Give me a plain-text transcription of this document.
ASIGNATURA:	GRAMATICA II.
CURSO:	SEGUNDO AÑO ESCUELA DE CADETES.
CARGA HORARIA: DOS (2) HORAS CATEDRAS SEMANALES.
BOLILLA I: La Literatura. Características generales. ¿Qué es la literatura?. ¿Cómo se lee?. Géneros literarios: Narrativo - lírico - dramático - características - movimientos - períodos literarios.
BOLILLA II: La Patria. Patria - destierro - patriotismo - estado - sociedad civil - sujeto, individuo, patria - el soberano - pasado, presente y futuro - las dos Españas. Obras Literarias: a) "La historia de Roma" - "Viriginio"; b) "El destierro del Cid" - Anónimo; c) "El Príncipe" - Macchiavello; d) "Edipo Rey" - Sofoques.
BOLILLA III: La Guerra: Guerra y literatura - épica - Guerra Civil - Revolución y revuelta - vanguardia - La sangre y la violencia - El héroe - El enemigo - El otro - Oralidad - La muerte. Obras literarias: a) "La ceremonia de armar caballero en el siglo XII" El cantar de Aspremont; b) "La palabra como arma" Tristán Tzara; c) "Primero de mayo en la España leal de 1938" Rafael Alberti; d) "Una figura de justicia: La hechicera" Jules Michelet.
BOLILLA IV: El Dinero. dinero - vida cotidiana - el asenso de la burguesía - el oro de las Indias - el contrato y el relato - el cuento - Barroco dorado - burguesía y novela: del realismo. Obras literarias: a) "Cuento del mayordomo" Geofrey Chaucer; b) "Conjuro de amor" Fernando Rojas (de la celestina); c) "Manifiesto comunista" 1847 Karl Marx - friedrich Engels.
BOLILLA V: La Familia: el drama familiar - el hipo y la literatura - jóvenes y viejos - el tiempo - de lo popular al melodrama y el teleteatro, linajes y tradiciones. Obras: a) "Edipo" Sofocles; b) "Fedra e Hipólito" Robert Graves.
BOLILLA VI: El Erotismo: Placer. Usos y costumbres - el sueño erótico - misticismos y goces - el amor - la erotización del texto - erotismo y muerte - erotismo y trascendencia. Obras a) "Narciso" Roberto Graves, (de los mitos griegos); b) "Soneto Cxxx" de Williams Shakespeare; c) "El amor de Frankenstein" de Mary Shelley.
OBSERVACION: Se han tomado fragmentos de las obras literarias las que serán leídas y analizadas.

□ □ □ □

[WHAT YOU HAVE TO DO]:
Copy every line above that includes the string "literatura".

[RESULT OF THIS TASK]:
BOLILLA I: La Literatura. Características generales. ¿Qué es la literatura?. ¿Cómo se lee?. Géneros literarios: Narrativo - lírico - dramático - características - movimientos - períodos literarios.
BOLILLA III: La Guerra: Guerra y literatura - épica - Guerra Civil - Revolución y revuelta - vanguardia - La sangre y la violencia - El héroe - El enemigo - El otro - Oralidad - La muerte. Obras literarias: a) "La ceremonia de armar caballero en el siglo XII" El cantar de Aspremont; b) "La palabra como arma" Tristán Tzara; c) "Primero de mayo en la España leal de 1938" Rafael Alberti; d) "Una figura de justicia: La hechicera" Jules Michelet.
BOLILLA V: La Familia: el drama familiar - el hipo y la literatura - jóvenes y viejos - el tiempo - de lo popular al melodrama y el teleteatro, linajes y tradiciones. Obras: a) "Edipo" Sofocles; b) "Fedra e Hipólito" Robert Graves.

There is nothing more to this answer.